# WORK INSTRUCTIONS
Copy the data exactly; pictures stay out of the copy.

--- Start INFORMATION PROVIDED ---

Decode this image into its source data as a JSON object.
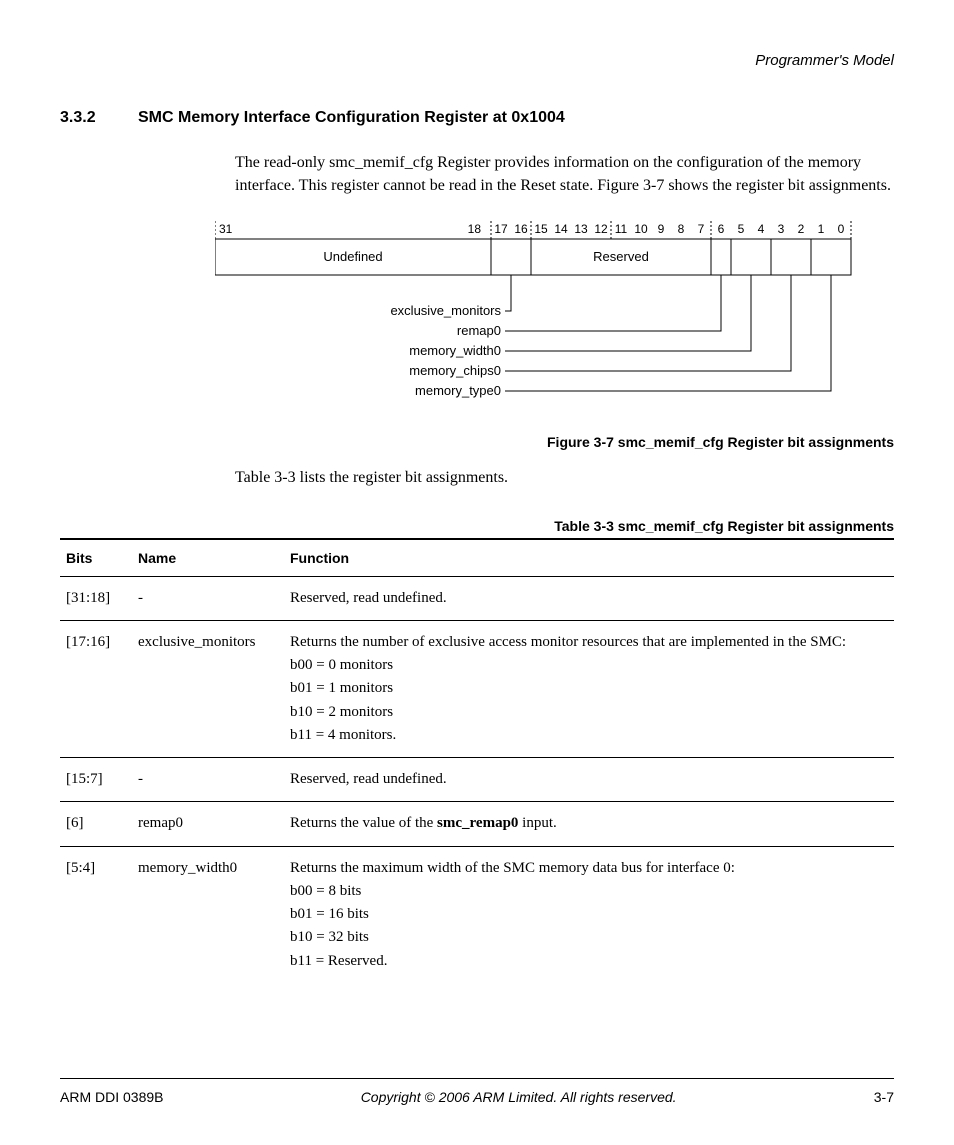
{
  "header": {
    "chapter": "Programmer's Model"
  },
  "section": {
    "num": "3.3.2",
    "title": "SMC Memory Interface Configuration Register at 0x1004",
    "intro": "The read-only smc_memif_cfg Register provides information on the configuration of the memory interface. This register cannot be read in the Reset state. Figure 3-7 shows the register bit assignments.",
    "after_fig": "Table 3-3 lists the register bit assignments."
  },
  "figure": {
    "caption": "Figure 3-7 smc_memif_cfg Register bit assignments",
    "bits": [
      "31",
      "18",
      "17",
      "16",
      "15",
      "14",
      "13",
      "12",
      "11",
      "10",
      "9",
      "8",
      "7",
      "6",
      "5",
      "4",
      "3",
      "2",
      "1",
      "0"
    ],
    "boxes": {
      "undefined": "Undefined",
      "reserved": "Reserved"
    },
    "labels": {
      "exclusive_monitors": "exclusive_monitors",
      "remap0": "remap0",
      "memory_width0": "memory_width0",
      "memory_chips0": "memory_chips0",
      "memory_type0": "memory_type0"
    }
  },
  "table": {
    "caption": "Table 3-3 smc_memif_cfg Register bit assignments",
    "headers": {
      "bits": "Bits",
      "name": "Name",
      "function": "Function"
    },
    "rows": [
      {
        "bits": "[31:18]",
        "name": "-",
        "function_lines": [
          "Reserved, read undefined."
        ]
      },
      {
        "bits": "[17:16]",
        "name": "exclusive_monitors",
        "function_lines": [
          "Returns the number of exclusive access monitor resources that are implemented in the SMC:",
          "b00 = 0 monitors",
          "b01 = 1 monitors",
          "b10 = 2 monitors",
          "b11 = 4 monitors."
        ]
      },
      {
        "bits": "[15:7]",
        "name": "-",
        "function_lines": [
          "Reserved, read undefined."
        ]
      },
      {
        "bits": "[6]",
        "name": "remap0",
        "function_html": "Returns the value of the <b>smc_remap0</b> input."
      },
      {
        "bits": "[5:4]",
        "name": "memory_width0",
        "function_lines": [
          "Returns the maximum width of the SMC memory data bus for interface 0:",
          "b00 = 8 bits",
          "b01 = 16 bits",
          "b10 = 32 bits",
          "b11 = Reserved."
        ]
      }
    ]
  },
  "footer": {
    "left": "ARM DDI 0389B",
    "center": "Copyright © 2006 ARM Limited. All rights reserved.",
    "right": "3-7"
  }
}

--- End INFORMATION PROVIDED ---

# FULL ANSWER
Decode this image into its source data as a JSON object.
{
  "header": {
    "chapter": "Programmer's Model"
  },
  "section": {
    "num": "3.3.2",
    "title": "SMC Memory Interface Configuration Register at 0x1004",
    "intro": "The read-only smc_memif_cfg Register provides information on the configuration of the memory interface. This register cannot be read in the Reset state. Figure 3-7 shows the register bit assignments.",
    "after_fig": "Table 3-3 lists the register bit assignments."
  },
  "figure": {
    "caption": "Figure 3-7 smc_memif_cfg Register bit assignments",
    "bits": [
      "31",
      "18",
      "17",
      "16",
      "15",
      "14",
      "13",
      "12",
      "11",
      "10",
      "9",
      "8",
      "7",
      "6",
      "5",
      "4",
      "3",
      "2",
      "1",
      "0"
    ],
    "boxes": {
      "undefined": "Undefined",
      "reserved": "Reserved"
    },
    "labels": {
      "exclusive_monitors": "exclusive_monitors",
      "remap0": "remap0",
      "memory_width0": "memory_width0",
      "memory_chips0": "memory_chips0",
      "memory_type0": "memory_type0"
    }
  },
  "table": {
    "caption": "Table 3-3 smc_memif_cfg Register bit assignments",
    "headers": {
      "bits": "Bits",
      "name": "Name",
      "function": "Function"
    },
    "rows": [
      {
        "bits": "[31:18]",
        "name": "-",
        "function_lines": [
          "Reserved, read undefined."
        ]
      },
      {
        "bits": "[17:16]",
        "name": "exclusive_monitors",
        "function_lines": [
          "Returns the number of exclusive access monitor resources that are implemented in the SMC:",
          "b00 = 0 monitors",
          "b01 = 1 monitors",
          "b10 = 2 monitors",
          "b11 = 4 monitors."
        ]
      },
      {
        "bits": "[15:7]",
        "name": "-",
        "function_lines": [
          "Reserved, read undefined."
        ]
      },
      {
        "bits": "[6]",
        "name": "remap0",
        "function_html": "Returns the value of the <b>smc_remap0</b> input."
      },
      {
        "bits": "[5:4]",
        "name": "memory_width0",
        "function_lines": [
          "Returns the maximum width of the SMC memory data bus for interface 0:",
          "b00 = 8 bits",
          "b01 = 16 bits",
          "b10 = 32 bits",
          "b11 = Reserved."
        ]
      }
    ]
  },
  "footer": {
    "left": "ARM DDI 0389B",
    "center": "Copyright © 2006 ARM Limited. All rights reserved.",
    "right": "3-7"
  }
}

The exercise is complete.